----- Extracted information -----

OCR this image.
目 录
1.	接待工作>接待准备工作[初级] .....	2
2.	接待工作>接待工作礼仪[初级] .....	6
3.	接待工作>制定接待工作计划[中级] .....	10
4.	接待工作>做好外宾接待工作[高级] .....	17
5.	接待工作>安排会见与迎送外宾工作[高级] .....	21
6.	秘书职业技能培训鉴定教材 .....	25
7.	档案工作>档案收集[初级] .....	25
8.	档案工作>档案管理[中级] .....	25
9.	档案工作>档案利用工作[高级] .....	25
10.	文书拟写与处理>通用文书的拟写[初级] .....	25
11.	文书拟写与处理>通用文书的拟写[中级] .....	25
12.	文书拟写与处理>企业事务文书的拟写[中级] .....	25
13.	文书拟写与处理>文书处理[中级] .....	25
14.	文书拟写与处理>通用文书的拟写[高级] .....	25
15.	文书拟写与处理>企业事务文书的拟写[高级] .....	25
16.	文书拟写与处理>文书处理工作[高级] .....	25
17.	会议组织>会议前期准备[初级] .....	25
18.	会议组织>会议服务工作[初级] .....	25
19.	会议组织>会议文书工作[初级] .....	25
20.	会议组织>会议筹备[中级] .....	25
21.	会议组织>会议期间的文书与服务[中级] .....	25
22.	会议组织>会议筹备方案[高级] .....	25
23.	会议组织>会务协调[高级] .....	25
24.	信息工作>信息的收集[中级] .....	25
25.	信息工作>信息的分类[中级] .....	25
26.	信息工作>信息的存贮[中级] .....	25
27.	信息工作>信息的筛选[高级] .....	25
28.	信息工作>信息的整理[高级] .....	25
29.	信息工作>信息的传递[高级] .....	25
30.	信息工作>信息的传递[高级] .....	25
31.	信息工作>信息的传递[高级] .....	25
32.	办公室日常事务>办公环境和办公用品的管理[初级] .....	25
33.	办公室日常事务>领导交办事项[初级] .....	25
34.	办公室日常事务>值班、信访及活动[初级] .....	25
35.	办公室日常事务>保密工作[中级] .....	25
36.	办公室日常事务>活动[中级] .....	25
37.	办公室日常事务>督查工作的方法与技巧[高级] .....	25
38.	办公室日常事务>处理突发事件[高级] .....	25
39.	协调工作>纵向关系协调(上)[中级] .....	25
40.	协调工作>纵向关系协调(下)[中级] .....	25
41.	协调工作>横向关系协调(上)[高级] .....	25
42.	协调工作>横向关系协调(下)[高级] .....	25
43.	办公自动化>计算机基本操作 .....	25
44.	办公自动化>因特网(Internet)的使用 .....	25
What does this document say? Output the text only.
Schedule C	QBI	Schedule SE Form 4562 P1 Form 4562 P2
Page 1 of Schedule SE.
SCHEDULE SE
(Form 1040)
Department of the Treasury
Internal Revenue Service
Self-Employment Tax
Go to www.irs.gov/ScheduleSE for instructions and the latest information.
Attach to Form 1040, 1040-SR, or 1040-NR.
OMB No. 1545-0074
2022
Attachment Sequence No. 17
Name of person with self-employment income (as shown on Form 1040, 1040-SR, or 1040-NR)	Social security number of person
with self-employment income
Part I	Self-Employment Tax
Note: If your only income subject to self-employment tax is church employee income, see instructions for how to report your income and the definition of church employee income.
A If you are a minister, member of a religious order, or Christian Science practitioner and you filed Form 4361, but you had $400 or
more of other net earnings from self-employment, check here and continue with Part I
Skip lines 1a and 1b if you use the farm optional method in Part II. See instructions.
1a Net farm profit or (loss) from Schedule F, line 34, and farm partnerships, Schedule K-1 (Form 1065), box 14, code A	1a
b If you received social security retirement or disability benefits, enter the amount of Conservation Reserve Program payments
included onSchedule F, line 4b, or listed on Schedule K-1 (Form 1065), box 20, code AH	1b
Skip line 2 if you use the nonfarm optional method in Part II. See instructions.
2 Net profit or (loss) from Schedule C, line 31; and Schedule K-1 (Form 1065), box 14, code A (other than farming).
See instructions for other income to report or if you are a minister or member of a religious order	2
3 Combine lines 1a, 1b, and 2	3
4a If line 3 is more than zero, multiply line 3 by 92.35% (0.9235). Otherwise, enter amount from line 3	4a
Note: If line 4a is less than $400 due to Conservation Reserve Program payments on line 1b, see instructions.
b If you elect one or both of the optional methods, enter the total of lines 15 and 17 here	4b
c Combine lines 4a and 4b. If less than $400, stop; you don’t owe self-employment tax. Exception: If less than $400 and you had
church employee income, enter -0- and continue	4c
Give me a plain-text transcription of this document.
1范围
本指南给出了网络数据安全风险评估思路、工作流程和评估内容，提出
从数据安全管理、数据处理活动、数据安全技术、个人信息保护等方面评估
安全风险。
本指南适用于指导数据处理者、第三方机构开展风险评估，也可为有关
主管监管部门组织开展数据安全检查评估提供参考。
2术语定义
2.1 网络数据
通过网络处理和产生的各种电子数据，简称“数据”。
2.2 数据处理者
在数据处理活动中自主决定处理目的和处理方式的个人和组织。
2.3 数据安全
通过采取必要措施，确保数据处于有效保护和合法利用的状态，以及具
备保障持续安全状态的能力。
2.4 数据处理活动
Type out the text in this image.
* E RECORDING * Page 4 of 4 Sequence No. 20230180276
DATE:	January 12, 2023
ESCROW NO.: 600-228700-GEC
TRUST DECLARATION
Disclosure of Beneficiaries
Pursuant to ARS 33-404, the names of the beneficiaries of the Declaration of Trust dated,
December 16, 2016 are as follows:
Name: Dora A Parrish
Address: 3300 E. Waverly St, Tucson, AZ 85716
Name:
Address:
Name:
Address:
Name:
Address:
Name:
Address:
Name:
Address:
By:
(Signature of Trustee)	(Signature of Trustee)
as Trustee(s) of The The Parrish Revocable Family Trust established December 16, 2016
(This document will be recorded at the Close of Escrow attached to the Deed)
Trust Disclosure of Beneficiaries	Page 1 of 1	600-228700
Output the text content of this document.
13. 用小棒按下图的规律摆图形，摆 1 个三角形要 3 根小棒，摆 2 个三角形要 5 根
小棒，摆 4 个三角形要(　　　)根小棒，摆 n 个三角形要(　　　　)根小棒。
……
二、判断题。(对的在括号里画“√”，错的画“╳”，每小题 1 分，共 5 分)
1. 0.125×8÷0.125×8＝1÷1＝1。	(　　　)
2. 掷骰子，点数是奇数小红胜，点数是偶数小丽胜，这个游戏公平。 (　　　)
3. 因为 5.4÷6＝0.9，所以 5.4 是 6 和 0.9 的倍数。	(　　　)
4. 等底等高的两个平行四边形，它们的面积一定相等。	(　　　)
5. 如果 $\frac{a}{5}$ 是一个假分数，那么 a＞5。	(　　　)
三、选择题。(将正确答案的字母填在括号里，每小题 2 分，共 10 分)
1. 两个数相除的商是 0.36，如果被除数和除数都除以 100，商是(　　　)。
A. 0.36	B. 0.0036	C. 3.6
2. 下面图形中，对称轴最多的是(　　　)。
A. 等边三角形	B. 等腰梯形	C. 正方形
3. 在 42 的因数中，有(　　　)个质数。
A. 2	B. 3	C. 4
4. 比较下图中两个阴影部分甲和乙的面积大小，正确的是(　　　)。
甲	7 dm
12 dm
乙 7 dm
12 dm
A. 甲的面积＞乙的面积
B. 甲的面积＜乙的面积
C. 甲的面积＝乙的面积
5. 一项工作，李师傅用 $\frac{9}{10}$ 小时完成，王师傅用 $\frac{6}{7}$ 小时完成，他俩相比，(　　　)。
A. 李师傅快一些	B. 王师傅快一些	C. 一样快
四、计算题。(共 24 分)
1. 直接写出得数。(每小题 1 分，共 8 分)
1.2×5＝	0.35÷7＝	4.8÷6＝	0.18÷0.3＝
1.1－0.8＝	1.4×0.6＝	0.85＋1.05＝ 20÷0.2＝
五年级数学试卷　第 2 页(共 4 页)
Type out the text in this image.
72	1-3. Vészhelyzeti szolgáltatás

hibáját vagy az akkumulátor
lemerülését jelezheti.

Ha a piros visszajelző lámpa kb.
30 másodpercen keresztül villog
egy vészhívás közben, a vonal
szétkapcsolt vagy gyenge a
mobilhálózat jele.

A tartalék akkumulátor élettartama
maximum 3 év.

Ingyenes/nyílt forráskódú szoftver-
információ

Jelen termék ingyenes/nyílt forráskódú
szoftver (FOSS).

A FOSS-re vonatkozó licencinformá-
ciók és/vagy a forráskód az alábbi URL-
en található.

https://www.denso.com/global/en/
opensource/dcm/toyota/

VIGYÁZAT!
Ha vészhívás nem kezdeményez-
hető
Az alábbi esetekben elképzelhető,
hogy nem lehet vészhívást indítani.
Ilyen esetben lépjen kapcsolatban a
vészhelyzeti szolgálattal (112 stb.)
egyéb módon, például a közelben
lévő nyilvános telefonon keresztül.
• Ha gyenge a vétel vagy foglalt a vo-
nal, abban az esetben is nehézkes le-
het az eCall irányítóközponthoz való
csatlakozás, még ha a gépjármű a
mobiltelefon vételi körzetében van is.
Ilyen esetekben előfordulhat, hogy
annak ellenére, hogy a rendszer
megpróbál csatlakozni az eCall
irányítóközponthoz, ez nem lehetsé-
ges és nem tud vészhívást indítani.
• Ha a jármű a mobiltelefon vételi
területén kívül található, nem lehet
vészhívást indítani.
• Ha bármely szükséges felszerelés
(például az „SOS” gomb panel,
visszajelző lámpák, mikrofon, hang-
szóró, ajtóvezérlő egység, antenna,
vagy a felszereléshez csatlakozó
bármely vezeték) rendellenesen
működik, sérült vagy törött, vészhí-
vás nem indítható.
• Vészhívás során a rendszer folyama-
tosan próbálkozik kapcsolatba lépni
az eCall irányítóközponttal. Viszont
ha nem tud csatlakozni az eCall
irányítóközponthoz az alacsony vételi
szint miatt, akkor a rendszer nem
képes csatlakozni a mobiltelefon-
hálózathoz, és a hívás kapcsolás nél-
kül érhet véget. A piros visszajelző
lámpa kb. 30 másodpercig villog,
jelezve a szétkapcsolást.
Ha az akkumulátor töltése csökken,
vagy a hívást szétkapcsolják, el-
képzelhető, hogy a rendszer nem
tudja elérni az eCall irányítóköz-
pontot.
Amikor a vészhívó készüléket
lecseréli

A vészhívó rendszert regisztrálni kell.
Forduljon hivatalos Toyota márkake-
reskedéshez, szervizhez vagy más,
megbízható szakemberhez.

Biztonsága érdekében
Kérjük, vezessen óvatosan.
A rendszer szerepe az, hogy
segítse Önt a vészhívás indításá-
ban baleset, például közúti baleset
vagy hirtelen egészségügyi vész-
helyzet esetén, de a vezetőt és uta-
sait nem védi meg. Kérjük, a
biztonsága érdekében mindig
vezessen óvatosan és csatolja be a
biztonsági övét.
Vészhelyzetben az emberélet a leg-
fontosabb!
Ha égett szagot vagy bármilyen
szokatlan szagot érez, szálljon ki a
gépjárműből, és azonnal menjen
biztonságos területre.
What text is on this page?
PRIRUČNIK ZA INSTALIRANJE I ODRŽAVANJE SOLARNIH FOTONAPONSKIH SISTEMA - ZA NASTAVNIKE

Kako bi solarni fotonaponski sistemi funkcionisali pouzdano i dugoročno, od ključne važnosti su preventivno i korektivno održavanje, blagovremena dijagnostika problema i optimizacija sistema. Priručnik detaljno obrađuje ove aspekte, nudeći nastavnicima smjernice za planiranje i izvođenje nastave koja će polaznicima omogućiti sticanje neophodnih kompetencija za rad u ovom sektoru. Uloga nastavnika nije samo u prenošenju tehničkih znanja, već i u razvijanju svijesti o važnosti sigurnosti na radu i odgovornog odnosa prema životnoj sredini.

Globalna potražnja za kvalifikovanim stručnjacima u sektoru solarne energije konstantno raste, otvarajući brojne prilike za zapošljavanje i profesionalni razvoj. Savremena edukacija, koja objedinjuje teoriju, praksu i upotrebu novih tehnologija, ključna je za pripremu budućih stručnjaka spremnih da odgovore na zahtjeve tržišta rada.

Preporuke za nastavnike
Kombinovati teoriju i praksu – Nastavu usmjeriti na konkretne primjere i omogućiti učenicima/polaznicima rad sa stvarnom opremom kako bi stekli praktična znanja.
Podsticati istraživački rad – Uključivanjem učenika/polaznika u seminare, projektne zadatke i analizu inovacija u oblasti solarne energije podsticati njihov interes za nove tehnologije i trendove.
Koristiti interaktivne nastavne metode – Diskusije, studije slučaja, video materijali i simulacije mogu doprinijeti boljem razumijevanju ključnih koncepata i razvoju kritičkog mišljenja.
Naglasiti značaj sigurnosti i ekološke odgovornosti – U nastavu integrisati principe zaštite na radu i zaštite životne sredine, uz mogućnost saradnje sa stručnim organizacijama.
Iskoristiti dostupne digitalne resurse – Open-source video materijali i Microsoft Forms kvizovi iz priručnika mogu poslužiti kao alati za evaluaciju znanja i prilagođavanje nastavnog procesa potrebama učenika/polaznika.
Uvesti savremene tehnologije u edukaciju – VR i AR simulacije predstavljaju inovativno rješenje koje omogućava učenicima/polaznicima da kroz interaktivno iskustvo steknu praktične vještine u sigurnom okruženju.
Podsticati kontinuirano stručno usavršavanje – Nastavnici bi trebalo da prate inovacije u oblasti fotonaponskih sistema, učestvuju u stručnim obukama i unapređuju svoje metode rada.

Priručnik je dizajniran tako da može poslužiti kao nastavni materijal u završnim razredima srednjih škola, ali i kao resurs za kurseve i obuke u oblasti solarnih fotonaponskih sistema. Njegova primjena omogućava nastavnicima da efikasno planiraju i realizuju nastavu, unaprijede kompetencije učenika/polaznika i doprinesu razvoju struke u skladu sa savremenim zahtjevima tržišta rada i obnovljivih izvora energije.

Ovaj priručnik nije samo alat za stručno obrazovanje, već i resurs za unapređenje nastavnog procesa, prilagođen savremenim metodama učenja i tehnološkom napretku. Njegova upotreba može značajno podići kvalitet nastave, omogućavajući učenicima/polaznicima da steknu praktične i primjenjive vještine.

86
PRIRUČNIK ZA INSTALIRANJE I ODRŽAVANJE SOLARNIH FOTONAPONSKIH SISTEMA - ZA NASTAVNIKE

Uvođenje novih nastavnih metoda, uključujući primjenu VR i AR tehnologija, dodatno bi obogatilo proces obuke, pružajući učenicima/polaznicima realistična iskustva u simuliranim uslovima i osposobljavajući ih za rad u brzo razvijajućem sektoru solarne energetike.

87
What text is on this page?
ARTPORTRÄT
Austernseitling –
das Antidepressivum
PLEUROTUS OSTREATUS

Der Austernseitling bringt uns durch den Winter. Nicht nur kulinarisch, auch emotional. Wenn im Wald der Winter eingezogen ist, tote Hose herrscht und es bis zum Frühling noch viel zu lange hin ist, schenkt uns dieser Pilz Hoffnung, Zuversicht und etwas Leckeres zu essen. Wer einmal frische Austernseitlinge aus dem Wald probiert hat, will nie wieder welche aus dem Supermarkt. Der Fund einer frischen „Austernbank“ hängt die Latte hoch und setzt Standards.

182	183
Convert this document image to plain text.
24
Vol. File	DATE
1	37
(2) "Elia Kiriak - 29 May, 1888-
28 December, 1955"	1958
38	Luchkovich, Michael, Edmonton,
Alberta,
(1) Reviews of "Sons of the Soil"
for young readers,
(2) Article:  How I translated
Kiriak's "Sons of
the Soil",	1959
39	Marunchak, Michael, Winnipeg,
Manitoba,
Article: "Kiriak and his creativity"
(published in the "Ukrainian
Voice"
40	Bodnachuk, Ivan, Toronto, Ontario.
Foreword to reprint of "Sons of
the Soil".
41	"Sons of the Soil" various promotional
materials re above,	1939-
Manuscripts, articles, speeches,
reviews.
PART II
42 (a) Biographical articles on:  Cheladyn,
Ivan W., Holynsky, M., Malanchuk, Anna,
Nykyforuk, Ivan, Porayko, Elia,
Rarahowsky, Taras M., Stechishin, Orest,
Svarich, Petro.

-----

* **Challenge**: Only a number is wanted: how many lines above include "indítani"?

* **Result**: 3